:: SUPPLIED RECORDS ::

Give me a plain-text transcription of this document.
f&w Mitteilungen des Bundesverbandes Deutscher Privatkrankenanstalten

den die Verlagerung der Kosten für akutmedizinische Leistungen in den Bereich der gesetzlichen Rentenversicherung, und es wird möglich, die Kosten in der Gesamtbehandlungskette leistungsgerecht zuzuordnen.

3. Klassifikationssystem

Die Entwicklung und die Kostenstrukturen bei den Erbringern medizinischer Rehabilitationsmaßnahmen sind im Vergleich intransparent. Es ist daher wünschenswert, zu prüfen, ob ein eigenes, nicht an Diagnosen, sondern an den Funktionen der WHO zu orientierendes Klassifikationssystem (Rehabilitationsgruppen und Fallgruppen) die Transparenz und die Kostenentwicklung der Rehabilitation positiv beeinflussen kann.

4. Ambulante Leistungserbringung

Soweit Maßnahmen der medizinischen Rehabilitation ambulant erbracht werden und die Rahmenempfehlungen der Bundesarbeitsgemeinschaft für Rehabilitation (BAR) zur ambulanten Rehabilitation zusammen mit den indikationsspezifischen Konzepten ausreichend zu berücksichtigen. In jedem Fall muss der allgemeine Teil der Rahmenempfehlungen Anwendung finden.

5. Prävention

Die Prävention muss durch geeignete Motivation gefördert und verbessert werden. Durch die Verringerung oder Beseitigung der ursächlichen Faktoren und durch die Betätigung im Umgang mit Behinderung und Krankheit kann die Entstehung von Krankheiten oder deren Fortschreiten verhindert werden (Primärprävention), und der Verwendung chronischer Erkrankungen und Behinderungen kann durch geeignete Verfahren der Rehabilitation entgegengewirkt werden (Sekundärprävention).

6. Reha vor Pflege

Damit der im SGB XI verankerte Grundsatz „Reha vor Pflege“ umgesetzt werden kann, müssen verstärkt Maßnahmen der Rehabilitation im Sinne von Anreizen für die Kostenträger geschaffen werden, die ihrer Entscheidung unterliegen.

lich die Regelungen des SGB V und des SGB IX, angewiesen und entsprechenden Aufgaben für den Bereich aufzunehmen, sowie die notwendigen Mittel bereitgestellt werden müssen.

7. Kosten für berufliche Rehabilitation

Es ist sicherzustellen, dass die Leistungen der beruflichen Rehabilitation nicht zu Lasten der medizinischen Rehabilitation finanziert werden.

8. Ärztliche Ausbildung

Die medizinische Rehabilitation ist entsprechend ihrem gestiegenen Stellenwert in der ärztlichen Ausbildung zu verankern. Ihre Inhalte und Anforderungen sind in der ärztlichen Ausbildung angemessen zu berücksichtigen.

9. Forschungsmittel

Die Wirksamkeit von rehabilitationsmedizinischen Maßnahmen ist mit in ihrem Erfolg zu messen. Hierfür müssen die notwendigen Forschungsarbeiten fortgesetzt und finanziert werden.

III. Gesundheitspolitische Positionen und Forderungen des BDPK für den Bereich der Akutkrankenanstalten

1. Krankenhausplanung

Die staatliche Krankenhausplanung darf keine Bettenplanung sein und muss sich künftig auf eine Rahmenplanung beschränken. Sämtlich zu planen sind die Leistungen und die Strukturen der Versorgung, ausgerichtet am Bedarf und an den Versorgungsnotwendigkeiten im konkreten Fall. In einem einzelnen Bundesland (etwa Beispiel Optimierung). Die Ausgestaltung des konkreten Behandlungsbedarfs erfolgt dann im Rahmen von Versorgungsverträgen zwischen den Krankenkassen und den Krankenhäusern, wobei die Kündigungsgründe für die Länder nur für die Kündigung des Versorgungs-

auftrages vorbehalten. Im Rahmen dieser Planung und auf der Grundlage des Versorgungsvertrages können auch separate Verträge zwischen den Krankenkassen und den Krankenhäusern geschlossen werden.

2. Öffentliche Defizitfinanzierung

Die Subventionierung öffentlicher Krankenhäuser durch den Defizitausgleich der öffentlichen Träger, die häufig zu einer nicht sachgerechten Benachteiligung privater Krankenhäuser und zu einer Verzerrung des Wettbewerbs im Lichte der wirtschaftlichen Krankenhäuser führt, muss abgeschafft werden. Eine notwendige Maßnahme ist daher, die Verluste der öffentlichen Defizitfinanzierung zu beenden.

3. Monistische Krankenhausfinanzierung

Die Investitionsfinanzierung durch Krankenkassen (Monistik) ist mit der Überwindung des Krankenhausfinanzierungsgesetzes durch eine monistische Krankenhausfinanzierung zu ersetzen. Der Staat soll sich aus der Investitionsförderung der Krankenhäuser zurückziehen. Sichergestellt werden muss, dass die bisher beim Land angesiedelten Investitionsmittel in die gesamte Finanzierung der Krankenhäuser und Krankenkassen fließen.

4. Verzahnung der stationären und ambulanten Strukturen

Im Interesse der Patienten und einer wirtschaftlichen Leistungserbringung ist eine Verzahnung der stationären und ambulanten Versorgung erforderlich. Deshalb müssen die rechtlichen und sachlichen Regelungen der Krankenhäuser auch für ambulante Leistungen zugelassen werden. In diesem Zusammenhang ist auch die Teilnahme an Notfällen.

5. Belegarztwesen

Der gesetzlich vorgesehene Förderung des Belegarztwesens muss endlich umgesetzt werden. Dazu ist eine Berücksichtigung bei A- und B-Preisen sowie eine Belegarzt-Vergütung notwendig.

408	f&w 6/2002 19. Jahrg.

:::

EXERCISE GOAL: For the word "Krankenhausfinanzierung", tally the lines above that hold it and answer with the number alone.

REPLY TO THE EXERCISE: 2